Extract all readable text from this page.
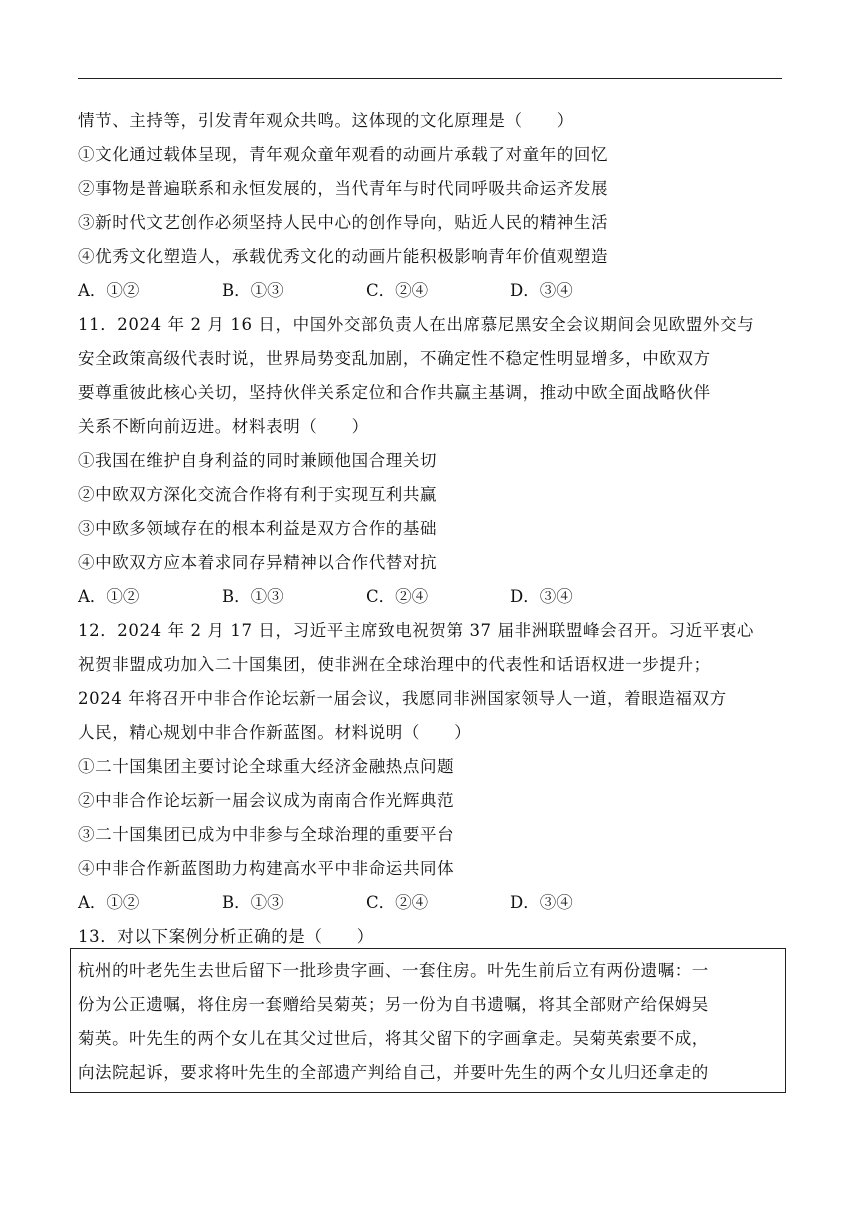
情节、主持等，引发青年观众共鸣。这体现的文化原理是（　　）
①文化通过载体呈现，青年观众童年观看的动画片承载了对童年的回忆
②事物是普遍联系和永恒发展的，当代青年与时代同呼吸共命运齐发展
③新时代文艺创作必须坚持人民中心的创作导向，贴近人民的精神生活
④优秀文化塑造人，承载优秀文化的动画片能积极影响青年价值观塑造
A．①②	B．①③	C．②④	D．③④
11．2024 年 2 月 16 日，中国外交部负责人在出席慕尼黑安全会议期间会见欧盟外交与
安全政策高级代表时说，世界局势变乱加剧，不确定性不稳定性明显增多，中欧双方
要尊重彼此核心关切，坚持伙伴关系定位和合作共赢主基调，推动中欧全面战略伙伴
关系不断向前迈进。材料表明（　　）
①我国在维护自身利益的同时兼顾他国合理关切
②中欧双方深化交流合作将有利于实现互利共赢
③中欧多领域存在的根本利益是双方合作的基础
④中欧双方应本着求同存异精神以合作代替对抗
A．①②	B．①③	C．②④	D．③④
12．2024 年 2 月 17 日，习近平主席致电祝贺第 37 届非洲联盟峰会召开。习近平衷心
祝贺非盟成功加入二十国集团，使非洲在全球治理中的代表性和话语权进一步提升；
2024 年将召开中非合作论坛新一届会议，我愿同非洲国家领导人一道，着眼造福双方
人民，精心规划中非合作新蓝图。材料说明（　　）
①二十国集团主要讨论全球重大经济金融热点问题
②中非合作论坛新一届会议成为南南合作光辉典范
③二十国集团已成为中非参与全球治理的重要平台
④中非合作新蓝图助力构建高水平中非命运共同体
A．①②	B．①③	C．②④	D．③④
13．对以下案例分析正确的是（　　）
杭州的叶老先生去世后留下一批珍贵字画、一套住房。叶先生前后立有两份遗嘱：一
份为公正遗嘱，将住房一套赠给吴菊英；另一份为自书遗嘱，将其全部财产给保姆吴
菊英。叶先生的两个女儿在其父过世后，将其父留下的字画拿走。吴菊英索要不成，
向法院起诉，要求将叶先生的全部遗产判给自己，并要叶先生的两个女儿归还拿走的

---

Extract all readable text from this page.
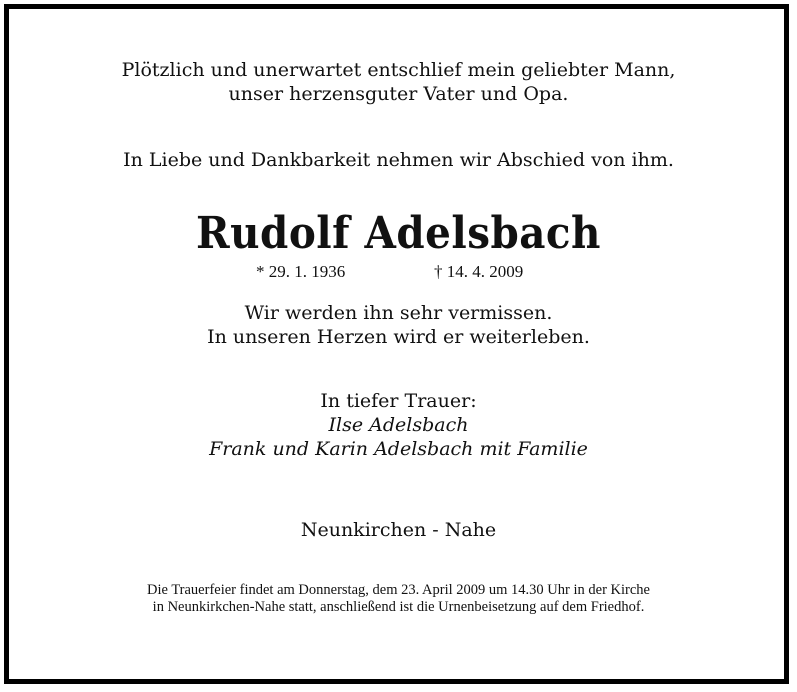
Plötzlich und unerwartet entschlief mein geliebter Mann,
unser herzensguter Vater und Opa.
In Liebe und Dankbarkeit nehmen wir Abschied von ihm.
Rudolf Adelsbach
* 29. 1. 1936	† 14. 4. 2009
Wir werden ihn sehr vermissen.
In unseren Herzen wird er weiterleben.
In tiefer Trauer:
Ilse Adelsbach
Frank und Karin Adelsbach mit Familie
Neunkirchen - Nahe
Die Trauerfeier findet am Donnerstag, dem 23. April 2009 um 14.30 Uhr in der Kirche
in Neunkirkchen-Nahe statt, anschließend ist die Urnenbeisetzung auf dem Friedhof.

---

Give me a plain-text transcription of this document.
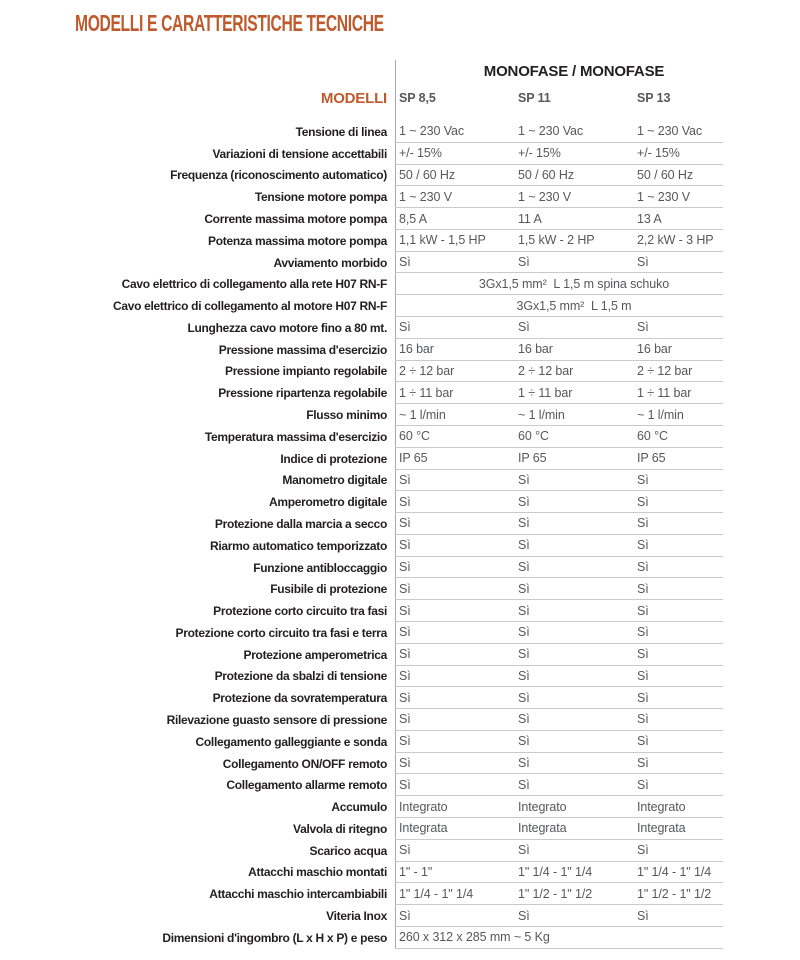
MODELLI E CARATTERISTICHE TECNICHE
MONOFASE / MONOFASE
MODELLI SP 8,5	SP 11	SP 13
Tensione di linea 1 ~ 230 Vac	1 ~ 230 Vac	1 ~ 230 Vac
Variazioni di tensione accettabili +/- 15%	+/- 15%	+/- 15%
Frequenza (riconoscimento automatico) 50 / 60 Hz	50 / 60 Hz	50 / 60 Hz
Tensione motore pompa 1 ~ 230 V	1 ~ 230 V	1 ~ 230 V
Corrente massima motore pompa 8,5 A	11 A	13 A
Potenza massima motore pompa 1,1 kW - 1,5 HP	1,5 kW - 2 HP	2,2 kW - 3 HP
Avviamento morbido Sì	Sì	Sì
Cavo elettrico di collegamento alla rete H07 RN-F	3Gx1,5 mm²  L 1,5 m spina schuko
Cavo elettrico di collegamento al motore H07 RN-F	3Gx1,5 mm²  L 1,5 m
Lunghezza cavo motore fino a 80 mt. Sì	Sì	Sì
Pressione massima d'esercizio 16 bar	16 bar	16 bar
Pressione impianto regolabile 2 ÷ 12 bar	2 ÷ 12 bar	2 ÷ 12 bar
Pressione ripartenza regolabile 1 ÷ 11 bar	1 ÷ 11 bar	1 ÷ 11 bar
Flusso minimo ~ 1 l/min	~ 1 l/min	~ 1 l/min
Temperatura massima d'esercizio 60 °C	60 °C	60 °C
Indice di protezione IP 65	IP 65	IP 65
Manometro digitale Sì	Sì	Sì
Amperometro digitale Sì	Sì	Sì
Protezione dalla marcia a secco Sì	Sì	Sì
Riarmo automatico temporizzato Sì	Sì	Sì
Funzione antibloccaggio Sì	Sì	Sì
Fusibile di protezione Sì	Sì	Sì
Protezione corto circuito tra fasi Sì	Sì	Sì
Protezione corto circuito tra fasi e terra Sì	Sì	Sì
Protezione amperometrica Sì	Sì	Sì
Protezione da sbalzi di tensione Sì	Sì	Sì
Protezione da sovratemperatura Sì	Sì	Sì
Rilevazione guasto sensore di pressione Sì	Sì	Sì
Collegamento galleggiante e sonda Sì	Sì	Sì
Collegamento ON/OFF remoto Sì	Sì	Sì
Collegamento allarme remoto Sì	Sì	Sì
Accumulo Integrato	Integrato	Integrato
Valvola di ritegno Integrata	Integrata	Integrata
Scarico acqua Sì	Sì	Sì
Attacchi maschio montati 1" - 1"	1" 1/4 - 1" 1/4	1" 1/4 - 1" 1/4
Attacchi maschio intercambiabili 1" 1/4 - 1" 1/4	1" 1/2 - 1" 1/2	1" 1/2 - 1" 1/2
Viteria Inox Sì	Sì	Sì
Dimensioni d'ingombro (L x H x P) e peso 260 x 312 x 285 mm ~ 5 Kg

== STATED TASK ==
Copy each line of the data above that holds "Attacchi".

== RESPONSE TO THE EXERCISE ==
Attacchi maschio montati 1" - 1"	1" 1/4 - 1" 1/4	1" 1/4 - 1" 1/4
Attacchi maschio intercambiabili 1" 1/4 - 1" 1/4	1" 1/2 - 1" 1/2	1" 1/2 - 1" 1/2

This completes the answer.